EXTRACT TO READ:
================
The OCP has compiled several extensive collections since 2002. One of the most interesting for genealogists is “Immigration to the United States, 1789–1930.” While the collection stretches from the signing of the Constitution to the start of the Great Depression, the greatest focus is on the nineteenth century. The collection includes 1,800 books and pamphlets, 9,000 photographs, 200 maps, and 13,000 pages from manuscript and archival collections.
You can search the collection by keywords, or browse through individual items. The browse function allows you to view items by genre (books and pamphlets, photographs, or manuscript material) or by subject (topics, themes, people, organizations, or timeline). The topics are divided into dozens of categories and sub-categories. Themes include the Chinese Exclusionary Act, Scandinavian Immigration, and the Settlement House Movement. Both sides of immigration are illustrated with organizations such as the Children’s Aid Society, North Bennet Street School, and the Immigration Restriction League.
This collection can teach you a great deal about the immigration process, reasons for emigration/immigration, first-hand experiences of immigrants, and the historical context of immigration. One of the books available online, for example, is America’s Race Heritage: An Account of the Diffusion of Ancestral Stocks in the United States During Three Centuries of National Expansion, and a Discussion of its Significance by Clinton Stoddard Burr, published in 1922. In discussing later immigration, Burr states:
“But from the year 1845 the crest of the immigration flood shows waves and troughs directly corresponding to economic or other variations in foreign countries, or to industrial conditions in the United States. The first great influx occurred in the decade from 1845 to 1854, when the potato famine in Ireland and the revolution in Germany brought many thousands to this country. The gold rush to California also attracted thousands, from England and other countries of Europe. Then followed a depression during the War of the Rebellion, recovery following only after the signing of the peace.” (p. 91)
================
REQUIREMENTS:
Resume the piece above about the "Immigration to the United States, 1789–1930" collection, starting right after its final sentence.
================
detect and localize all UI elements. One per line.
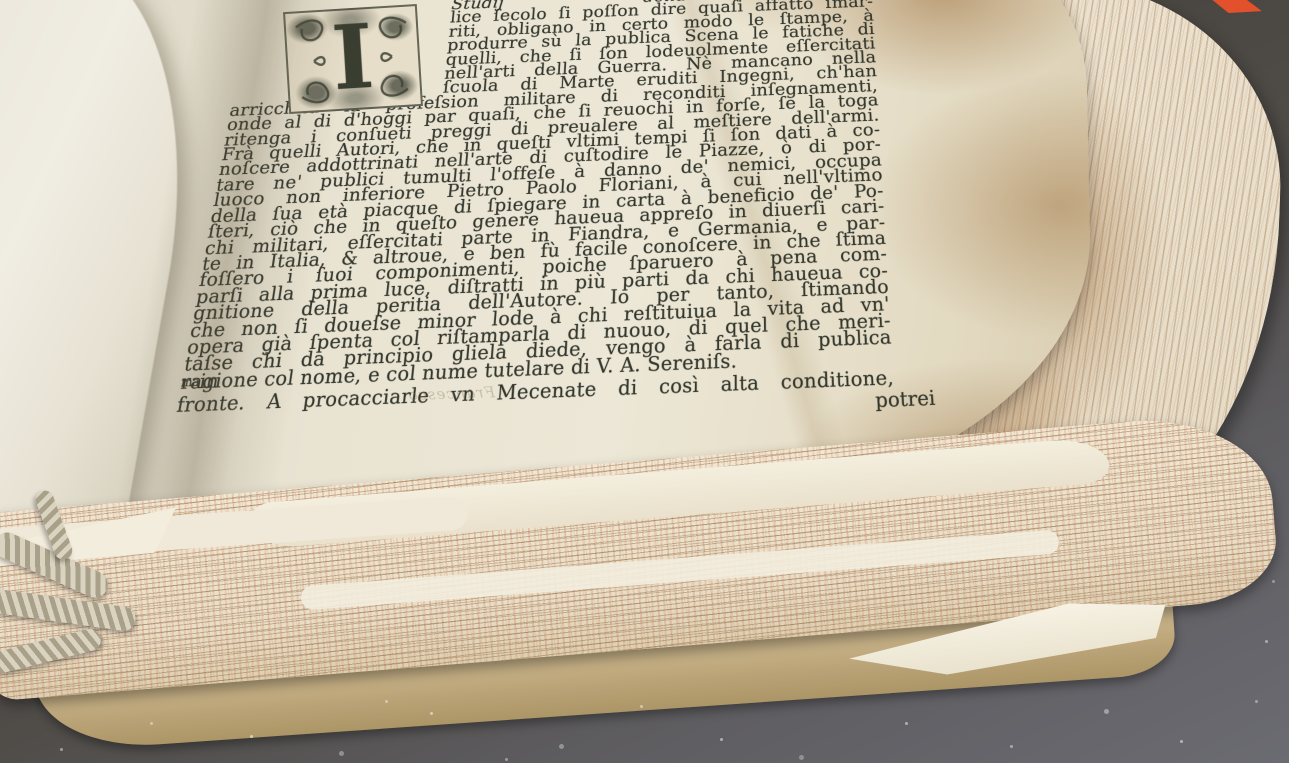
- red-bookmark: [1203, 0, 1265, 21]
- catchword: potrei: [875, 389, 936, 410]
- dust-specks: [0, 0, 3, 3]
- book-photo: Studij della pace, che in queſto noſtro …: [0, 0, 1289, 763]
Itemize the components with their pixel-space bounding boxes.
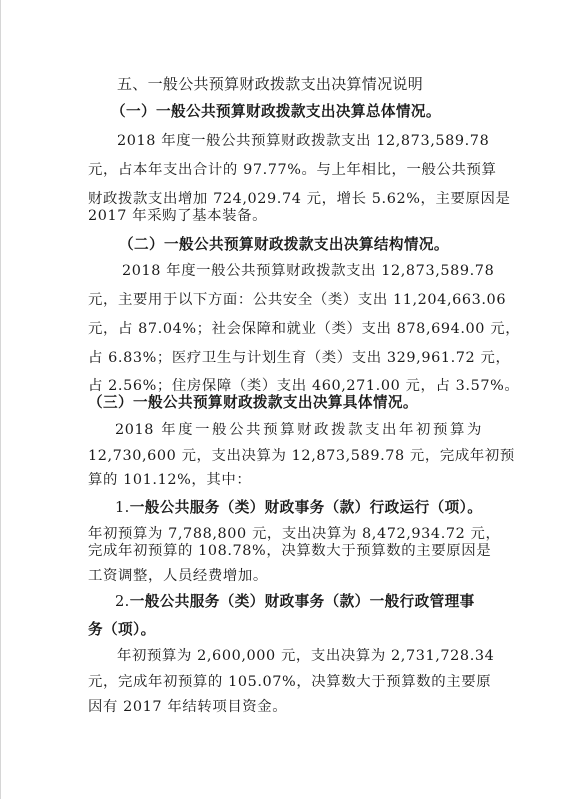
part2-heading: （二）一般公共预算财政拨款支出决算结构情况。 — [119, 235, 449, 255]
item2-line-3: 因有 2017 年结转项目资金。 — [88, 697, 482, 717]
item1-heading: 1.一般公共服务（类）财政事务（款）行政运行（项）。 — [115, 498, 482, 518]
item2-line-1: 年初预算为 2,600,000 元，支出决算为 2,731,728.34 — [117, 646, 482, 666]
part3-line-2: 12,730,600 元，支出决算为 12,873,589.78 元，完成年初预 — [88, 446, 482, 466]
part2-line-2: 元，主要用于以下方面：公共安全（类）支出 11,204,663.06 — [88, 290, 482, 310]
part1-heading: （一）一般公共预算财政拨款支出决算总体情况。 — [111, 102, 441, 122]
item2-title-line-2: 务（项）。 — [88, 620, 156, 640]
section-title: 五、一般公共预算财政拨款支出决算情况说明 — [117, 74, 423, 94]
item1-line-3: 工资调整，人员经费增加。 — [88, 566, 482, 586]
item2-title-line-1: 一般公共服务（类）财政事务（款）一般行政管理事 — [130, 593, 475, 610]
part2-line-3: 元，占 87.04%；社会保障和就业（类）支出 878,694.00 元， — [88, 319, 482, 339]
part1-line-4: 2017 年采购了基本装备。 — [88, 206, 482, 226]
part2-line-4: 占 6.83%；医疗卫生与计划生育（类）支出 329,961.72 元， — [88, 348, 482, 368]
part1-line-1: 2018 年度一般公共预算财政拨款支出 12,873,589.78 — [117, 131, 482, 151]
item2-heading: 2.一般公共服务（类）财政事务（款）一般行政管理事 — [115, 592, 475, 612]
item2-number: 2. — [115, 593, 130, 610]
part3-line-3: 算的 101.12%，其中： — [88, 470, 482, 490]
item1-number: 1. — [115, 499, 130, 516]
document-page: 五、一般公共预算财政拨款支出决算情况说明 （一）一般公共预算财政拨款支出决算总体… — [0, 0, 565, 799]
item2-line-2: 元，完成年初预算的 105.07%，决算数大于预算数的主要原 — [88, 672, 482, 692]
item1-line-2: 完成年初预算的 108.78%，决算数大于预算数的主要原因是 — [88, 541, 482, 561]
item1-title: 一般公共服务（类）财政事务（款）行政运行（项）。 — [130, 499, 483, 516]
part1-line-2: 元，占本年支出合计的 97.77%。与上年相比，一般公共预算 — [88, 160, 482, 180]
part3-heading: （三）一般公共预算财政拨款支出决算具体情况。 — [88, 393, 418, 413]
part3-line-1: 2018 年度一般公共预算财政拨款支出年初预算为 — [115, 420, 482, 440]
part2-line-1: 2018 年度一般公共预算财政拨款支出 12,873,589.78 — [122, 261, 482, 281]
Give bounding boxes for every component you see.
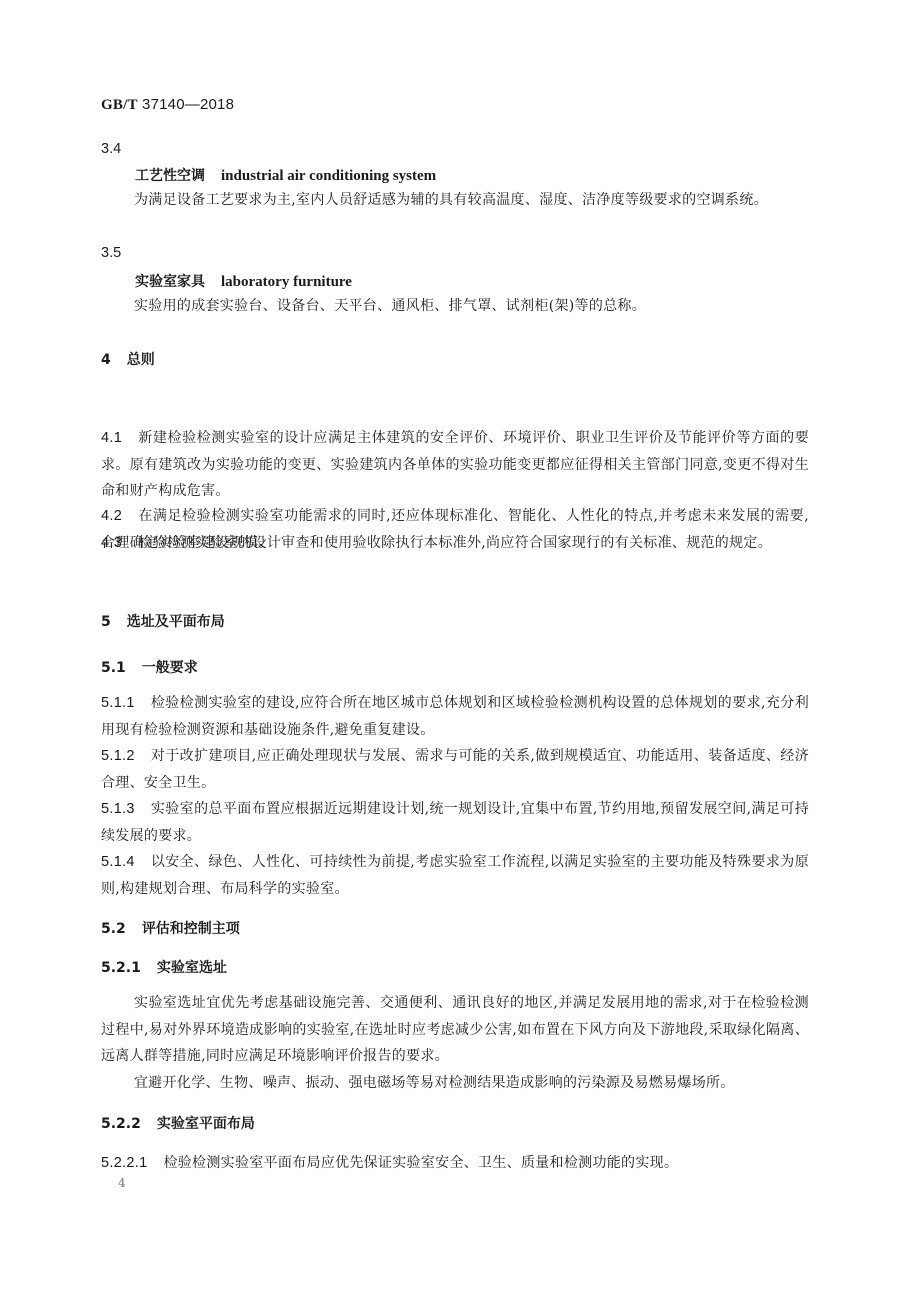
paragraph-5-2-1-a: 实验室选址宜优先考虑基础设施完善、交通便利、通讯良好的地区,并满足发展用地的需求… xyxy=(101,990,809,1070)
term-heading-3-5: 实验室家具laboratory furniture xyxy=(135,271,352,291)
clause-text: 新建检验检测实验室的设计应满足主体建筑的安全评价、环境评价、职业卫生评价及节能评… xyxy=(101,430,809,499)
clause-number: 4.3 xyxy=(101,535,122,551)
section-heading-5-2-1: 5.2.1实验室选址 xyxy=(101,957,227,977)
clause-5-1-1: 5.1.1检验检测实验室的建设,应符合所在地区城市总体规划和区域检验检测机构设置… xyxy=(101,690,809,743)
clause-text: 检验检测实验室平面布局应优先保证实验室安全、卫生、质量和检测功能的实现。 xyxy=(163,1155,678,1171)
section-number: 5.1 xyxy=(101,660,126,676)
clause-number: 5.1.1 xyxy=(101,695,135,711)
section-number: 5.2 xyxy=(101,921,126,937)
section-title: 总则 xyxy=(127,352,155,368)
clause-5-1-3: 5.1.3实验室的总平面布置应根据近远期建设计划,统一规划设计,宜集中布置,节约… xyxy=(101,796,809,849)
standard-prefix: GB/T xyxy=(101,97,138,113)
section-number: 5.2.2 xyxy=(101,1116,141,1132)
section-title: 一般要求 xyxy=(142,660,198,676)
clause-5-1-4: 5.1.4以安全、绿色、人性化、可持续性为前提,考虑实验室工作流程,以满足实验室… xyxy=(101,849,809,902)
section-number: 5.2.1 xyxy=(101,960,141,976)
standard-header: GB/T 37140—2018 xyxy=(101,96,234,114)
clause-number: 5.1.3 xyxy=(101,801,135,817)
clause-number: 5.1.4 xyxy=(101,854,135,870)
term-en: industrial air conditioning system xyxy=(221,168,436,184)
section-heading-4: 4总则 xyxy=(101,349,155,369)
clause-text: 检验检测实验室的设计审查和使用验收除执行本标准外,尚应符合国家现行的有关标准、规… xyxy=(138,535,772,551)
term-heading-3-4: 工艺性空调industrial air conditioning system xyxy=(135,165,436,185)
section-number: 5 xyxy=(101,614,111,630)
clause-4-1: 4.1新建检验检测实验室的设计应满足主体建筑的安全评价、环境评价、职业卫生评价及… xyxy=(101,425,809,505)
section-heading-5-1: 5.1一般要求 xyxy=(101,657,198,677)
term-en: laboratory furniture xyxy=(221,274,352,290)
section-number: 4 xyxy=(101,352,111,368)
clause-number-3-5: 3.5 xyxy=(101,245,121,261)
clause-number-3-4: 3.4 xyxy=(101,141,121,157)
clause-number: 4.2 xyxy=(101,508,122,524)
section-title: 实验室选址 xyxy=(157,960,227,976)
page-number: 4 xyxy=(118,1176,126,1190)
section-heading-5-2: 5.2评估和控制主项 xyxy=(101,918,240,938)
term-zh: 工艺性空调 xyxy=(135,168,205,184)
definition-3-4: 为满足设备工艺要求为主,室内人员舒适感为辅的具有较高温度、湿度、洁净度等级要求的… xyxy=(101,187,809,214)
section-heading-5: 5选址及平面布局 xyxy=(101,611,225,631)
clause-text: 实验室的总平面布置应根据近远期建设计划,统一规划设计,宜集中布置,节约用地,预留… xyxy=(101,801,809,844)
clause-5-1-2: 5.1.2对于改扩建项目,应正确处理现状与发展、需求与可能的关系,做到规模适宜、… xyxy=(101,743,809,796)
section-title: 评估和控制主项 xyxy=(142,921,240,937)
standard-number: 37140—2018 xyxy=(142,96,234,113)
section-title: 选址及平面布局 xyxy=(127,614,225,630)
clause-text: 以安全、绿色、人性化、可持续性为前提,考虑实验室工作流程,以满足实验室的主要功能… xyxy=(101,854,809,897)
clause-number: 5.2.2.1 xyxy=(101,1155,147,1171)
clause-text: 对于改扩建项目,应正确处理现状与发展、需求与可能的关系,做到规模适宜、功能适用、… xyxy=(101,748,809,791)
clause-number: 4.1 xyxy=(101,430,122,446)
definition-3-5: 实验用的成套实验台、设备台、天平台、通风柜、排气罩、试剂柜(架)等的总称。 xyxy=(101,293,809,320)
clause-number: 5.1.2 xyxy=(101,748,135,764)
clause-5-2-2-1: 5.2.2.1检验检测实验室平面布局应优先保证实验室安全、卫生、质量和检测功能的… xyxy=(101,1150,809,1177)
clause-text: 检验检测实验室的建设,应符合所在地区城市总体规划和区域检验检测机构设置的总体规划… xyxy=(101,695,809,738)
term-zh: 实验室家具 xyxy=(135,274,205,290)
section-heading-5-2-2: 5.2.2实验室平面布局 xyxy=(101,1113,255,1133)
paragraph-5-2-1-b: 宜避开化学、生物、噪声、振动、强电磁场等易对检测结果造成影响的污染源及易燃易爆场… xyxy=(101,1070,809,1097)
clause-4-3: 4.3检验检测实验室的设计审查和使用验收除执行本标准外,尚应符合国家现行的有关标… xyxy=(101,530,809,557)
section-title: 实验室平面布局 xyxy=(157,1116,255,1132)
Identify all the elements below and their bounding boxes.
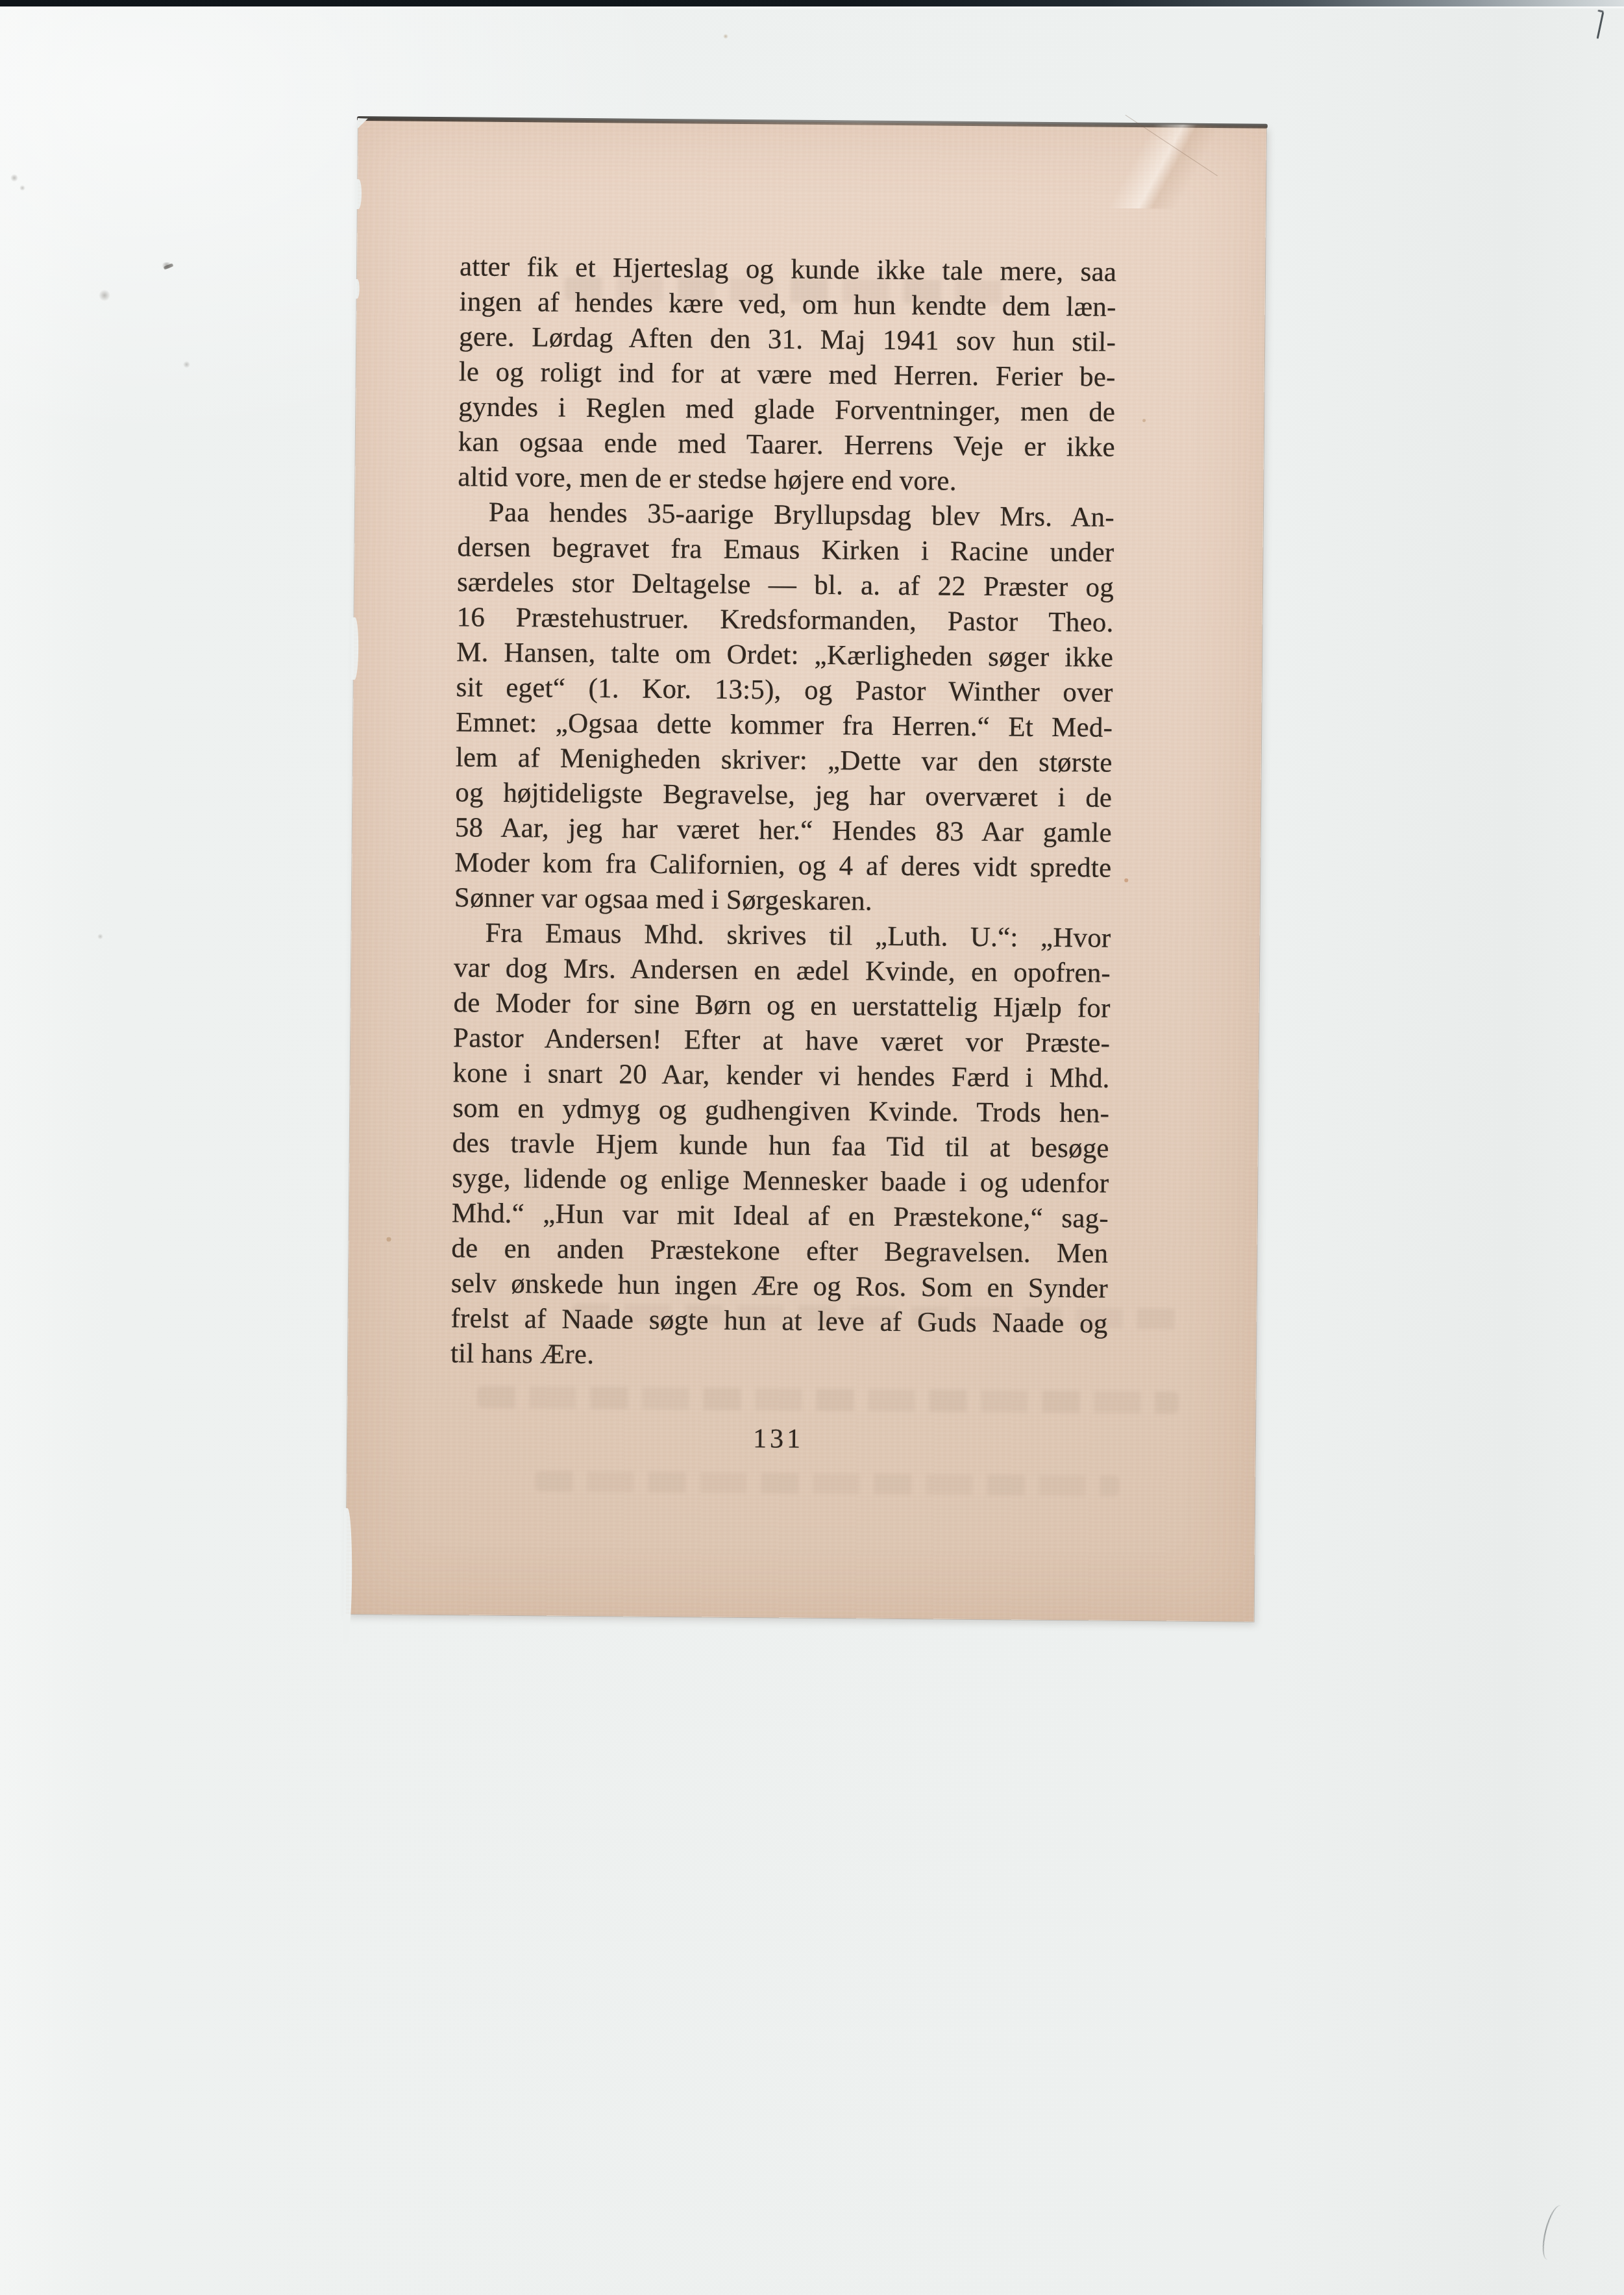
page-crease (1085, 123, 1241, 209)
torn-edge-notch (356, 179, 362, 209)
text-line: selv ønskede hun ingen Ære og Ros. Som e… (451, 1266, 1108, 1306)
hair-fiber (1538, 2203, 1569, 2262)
================
ANSWER TO THIS PROBLEM:
Stoddard also imparts the view of many nativists of the time when he states:
“If we could recall the years, how many of us would wish the South to be populated in part with Negroes? Yet an even more rampant danger, from so-called white people of lowest quality, now threatens our native white stock; for we may segregate the Negro because of his remote racial type, but the qualities of low class Europeans will gradually and inevitably demoralize our body politic through introduction of a new heredity character and temperament among us.” (p. 168)
Stoddard was clearly a bigot, prejudiced against individuals of many ethnic backgrounds. However, an understanding of this point of view will allow you to greater understand your immigrant ancestors' experience in their new home. It will also allow you understand better the entire immigration and naturalization process.
In addition to the general background of the immigration experience, the collection does have some primary records that may be of use to genealogists. For example, among the material from the North Bennet Street Industrial School are the records of the kindergarten run by the school at the turn of the century. One can find many North End immigrant families in the pages. Entries can provide a great deal of information. The September 1912 entry for Catherine Delao, for example, shows that she lived at 14 Moon Street, was born 20 September 1909, her parents were Leonard and Rosalie — Leonard was dead and Rosalie worked at dressmaking out of her home — and there were four children in the family.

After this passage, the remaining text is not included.